# [WRITTEN TASK]
Copy out all of the material exactly as presented.

○ ○ ○ ○ ○

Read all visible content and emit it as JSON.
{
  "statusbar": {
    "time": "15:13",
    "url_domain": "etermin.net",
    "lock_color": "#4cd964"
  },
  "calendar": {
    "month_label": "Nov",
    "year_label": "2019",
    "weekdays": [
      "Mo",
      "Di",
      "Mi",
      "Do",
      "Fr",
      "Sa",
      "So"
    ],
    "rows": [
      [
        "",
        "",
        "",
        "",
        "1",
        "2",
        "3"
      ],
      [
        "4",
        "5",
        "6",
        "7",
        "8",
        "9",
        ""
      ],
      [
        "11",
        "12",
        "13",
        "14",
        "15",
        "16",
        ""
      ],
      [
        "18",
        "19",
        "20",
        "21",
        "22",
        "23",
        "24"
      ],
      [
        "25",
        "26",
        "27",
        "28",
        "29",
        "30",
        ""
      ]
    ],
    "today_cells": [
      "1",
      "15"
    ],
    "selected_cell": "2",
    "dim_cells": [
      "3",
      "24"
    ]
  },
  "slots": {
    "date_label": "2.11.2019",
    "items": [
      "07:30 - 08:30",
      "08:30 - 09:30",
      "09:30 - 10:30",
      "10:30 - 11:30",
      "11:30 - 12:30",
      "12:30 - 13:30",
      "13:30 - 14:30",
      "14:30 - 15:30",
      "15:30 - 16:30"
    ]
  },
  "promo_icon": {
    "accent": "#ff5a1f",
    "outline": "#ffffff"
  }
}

○ ○ ○ ○ ○

# [CORRECT RESULT]
Read all visible content and emit it as JSON.
{
  "statusbar": {
    "time": "15:13",
    "url_domain": "etermin.net",
    "lock_color": "#4cd964"
  },
  "calendar": {
    "month_label": "Nov",
    "year_label": "2019",
    "weekdays": [
      "Mo",
      "Di",
      "Mi",
      "Do",
      "Fr",
      "Sa",
      "So"
    ],
    "rows": [
      [
        "",
        "",
        "",
        "",
        "1",
        "2",
        "3"
      ],
      [
        "4",
        "5",
        "6",
        "7",
        "8",
        "9",
        ""
      ],
      [
        "11",
        "12",
        "13",
        "14",
        "15",
        "16",
        ""
      ],
      [
        "18",
        "19",
        "20",
        "21",
        "22",
        "23",
        "24"
      ],
      [
        "25",
        "26",
        "27",
        "28",
        "29",
        "30",
        ""
      ]
    ],
    "today_cells": [
      "1",
      "15"
    ],
    "selected_cell": "2",
    "dim_cells": [
      "3",
      "24"
    ]
  },
  "slots": {
    "date_label": "2.11.2019",
    "items": [
      "07:30 - 08:30",
      "08:30 - 09:30",
      "09:30 - 10:30",
      "10:30 - 11:30",
      "11:30 - 12:30",
      "12:30 - 13:30",
      "13:30 - 14:30",
      "14:30 - 15:30",
      "15:30 - 16:30"
    ]
  },
  "promo_icon": {
    "accent": "#ff5a1f",
    "outline": "#ffffff"
  }
}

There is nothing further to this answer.